Data items:
-=-=-

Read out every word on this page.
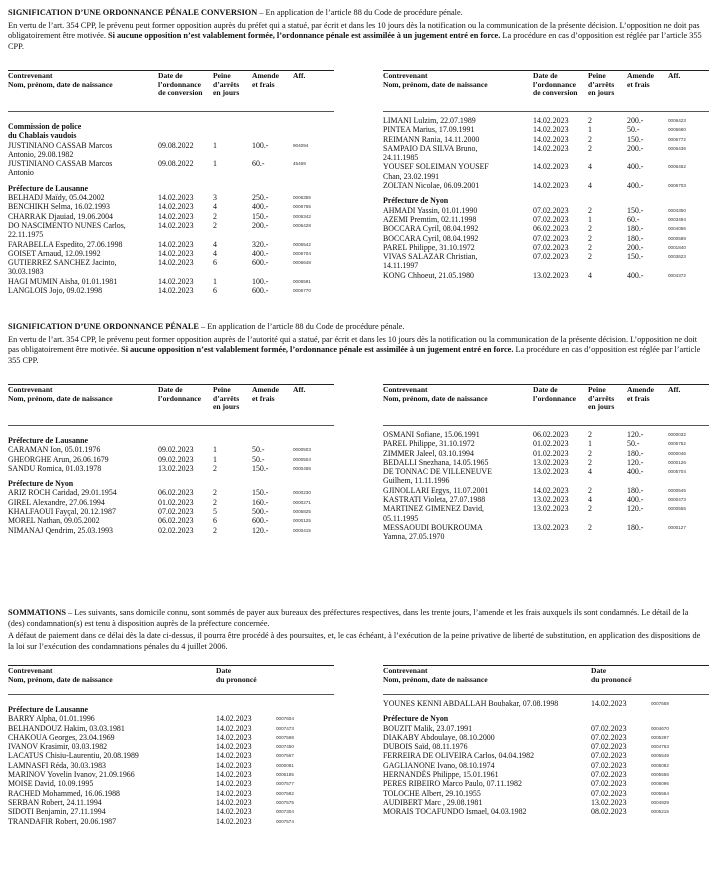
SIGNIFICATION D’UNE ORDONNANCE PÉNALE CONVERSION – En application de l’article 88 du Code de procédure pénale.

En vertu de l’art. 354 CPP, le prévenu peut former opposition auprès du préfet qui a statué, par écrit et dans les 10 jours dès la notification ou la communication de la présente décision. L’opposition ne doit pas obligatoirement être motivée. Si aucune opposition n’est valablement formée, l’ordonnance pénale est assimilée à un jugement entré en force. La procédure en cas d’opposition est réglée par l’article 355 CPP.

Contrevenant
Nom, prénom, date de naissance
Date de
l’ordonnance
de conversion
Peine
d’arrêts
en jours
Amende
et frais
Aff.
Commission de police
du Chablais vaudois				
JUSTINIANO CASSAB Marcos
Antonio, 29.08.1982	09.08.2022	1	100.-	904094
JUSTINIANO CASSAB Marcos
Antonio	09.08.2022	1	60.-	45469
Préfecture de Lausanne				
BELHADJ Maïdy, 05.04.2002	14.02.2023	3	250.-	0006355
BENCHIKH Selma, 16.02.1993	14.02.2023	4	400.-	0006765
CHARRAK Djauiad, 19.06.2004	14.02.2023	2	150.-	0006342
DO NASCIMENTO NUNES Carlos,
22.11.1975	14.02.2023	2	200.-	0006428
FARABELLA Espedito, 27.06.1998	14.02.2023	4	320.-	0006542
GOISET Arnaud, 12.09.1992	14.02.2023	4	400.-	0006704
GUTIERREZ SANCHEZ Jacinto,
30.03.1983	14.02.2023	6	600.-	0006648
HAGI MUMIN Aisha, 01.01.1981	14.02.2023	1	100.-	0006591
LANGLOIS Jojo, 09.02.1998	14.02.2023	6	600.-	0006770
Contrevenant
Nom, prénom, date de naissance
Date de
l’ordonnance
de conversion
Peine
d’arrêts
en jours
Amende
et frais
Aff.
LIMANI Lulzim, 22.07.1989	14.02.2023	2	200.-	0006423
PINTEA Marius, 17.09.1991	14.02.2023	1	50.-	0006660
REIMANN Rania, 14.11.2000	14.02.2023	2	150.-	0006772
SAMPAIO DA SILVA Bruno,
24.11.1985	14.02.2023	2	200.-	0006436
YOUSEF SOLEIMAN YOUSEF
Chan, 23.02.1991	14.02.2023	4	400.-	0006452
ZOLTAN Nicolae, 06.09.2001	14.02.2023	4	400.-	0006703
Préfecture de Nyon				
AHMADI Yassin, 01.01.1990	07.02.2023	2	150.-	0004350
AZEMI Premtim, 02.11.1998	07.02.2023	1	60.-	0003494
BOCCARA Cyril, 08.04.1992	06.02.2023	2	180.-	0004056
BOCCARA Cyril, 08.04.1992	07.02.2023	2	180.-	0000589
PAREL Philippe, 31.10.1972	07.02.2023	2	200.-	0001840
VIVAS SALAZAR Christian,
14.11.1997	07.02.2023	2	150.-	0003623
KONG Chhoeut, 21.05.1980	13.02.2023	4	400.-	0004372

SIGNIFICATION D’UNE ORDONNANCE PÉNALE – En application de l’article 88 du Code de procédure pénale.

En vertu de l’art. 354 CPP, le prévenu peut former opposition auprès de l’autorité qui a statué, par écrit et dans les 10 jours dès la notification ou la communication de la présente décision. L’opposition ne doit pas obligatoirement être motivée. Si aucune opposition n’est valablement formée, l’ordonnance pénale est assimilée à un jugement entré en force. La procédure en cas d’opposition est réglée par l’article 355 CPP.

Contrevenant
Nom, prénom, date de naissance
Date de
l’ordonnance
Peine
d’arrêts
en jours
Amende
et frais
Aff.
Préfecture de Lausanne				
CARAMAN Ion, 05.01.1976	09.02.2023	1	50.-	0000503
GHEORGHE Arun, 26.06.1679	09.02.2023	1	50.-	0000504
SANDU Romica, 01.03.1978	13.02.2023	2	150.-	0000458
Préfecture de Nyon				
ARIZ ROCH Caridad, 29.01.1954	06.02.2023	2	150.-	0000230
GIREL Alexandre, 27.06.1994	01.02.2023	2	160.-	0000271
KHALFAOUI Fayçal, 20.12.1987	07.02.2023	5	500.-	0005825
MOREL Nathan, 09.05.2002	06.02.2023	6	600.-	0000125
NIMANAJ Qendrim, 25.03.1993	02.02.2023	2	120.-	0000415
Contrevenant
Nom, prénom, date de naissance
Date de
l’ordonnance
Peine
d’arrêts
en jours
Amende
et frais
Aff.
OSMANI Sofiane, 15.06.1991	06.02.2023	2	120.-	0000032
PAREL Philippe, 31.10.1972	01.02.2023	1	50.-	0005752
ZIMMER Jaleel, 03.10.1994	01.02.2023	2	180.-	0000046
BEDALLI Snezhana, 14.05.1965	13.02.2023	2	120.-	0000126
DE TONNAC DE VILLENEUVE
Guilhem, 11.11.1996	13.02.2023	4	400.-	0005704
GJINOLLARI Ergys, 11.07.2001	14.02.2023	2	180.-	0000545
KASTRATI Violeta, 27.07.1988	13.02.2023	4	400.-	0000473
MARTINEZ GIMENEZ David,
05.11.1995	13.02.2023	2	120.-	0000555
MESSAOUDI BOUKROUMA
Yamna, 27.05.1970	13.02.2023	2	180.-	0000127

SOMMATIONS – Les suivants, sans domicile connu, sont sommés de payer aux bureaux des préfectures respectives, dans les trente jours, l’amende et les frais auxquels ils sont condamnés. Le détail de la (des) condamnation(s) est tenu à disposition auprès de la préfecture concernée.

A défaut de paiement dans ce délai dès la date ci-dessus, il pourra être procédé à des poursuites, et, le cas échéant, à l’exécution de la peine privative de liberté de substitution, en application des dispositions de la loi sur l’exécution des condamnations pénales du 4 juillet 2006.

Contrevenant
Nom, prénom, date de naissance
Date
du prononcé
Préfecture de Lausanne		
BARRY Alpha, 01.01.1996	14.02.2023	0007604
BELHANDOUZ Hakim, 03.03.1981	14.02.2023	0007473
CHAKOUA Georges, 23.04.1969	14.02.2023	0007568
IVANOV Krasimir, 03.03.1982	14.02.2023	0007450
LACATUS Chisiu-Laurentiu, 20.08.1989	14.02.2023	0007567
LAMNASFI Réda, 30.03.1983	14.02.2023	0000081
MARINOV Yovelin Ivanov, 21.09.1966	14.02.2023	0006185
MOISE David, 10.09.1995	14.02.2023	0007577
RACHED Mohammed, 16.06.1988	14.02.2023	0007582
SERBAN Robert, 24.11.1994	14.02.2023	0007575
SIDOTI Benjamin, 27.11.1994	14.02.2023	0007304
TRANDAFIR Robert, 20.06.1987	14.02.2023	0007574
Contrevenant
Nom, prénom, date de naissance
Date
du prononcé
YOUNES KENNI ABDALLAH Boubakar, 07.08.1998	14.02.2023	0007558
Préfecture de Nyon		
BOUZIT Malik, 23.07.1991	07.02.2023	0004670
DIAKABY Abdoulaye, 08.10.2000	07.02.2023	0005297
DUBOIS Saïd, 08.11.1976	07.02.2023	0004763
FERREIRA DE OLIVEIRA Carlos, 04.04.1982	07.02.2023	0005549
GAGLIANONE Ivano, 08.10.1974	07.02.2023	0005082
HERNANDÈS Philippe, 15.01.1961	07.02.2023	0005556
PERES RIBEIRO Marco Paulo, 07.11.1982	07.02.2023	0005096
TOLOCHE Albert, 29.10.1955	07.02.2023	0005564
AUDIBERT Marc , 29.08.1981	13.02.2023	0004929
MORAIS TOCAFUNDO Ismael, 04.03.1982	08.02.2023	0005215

-=-=-

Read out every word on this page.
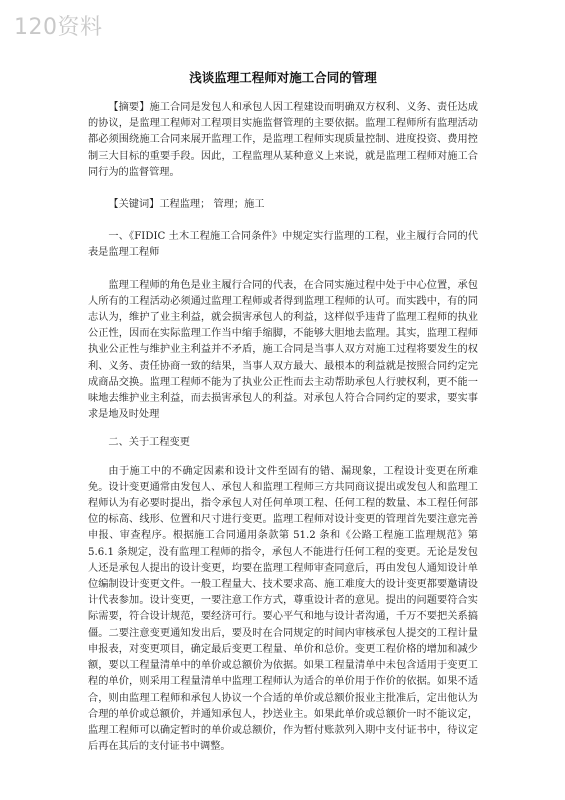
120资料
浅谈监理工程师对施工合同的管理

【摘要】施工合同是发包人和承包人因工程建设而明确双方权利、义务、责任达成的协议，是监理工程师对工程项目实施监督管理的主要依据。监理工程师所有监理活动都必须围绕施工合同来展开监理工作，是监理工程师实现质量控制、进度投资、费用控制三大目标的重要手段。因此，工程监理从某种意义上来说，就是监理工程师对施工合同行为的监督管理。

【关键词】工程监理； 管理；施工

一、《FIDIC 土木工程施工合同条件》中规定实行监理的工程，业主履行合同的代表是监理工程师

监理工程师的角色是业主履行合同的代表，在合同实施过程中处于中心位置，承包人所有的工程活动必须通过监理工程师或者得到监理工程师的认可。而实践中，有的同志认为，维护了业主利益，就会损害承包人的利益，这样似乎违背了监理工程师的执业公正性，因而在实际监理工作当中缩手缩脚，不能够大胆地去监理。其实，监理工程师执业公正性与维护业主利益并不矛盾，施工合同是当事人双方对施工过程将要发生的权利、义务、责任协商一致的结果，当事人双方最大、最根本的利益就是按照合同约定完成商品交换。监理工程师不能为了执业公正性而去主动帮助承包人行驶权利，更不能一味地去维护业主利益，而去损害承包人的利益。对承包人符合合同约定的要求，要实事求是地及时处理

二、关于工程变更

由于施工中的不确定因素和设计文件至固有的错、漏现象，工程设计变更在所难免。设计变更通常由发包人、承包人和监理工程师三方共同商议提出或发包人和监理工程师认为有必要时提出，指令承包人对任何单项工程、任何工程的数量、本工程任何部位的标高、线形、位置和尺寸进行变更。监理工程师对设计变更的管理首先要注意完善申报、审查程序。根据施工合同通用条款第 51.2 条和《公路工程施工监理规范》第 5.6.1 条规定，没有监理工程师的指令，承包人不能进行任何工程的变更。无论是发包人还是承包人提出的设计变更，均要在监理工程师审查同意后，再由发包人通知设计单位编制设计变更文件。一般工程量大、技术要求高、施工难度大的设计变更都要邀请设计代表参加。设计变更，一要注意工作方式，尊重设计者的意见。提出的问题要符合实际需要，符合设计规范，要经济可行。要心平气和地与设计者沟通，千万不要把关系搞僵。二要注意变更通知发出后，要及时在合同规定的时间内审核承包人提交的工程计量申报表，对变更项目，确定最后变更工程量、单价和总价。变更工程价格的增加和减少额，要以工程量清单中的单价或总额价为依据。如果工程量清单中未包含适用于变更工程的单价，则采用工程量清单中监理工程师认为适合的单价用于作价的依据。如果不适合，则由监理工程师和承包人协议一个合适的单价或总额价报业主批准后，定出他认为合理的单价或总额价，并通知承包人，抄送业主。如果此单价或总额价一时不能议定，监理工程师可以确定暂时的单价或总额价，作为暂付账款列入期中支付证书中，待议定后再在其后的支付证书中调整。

-=-=-

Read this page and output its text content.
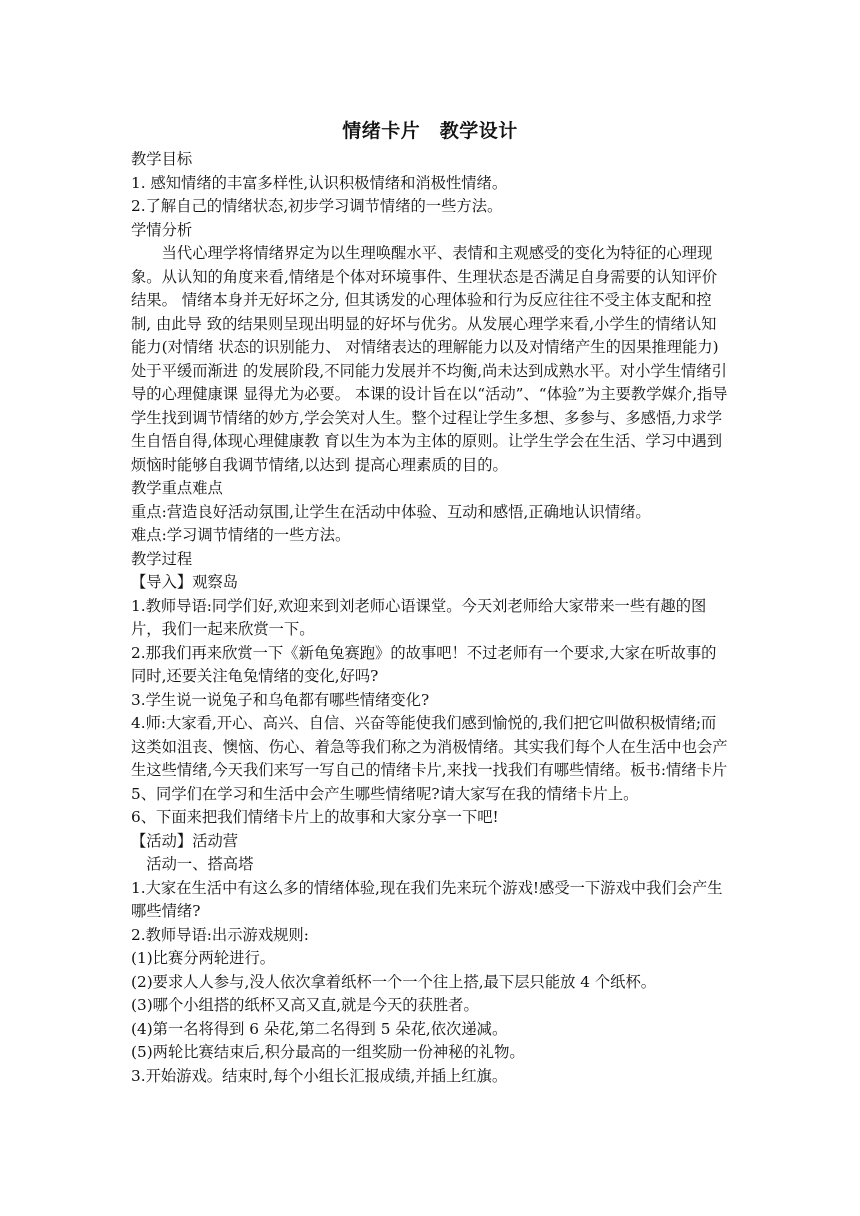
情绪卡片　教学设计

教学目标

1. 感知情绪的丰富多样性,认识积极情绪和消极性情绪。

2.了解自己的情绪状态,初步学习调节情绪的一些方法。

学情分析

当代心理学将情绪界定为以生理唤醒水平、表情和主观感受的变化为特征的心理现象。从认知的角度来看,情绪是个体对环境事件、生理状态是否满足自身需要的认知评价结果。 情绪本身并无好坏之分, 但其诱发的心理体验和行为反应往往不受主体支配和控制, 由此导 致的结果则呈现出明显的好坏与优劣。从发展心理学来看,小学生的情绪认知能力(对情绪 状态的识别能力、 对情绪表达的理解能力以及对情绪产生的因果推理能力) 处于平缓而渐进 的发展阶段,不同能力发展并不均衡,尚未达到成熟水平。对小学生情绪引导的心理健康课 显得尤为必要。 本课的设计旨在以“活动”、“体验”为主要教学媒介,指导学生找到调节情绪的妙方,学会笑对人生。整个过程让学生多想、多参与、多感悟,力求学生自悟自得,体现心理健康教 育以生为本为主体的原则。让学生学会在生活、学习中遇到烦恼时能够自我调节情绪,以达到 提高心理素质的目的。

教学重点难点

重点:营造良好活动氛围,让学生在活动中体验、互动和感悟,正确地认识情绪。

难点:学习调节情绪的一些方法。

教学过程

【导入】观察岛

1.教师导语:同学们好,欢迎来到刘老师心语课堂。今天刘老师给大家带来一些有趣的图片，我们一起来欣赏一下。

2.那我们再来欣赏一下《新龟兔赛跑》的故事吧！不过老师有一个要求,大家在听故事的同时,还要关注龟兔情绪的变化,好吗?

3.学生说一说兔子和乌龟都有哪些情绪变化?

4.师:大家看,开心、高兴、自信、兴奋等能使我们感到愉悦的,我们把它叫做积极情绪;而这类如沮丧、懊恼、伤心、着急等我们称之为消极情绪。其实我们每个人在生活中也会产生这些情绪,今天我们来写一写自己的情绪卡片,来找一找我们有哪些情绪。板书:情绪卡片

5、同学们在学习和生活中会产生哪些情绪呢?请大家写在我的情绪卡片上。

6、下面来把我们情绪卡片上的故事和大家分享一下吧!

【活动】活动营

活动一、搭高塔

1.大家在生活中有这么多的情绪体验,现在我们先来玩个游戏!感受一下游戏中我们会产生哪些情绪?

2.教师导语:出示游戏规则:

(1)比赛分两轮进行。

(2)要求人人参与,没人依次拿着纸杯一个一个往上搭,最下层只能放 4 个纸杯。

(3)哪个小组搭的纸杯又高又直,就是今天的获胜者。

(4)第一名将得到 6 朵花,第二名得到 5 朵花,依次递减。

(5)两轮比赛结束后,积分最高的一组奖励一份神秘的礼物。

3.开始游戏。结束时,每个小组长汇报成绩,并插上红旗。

-=-=-

Work to be completed
Filter the records above and return every line that holds the word "valablement".

Full answer
En vertu de l’art. 354 CPP, le prévenu peut former opposition auprès du préfet qui a statué, par écrit et dans les 10 jours dès la notification ou la communication de la présente décision. L’opposition ne doit pas obligatoirement être motivée. Si aucune opposition n’est valablement formée, l’ordonnance pénale est assimilée à un jugement entré en force. La procédure en cas d’opposition est réglée par l’article 355 CPP.
En vertu de l’art. 354 CPP, le prévenu peut former opposition auprès de l’autorité qui a statué, par écrit et dans les 10 jours dès la notification ou la communication de la présente décision. L’opposition ne doit pas obligatoirement être motivée. Si aucune opposition n’est valablement formée, l’ordonnance pénale est assimilée à un jugement entré en force. La procédure en cas d’opposition est réglée par l’article 355 CPP.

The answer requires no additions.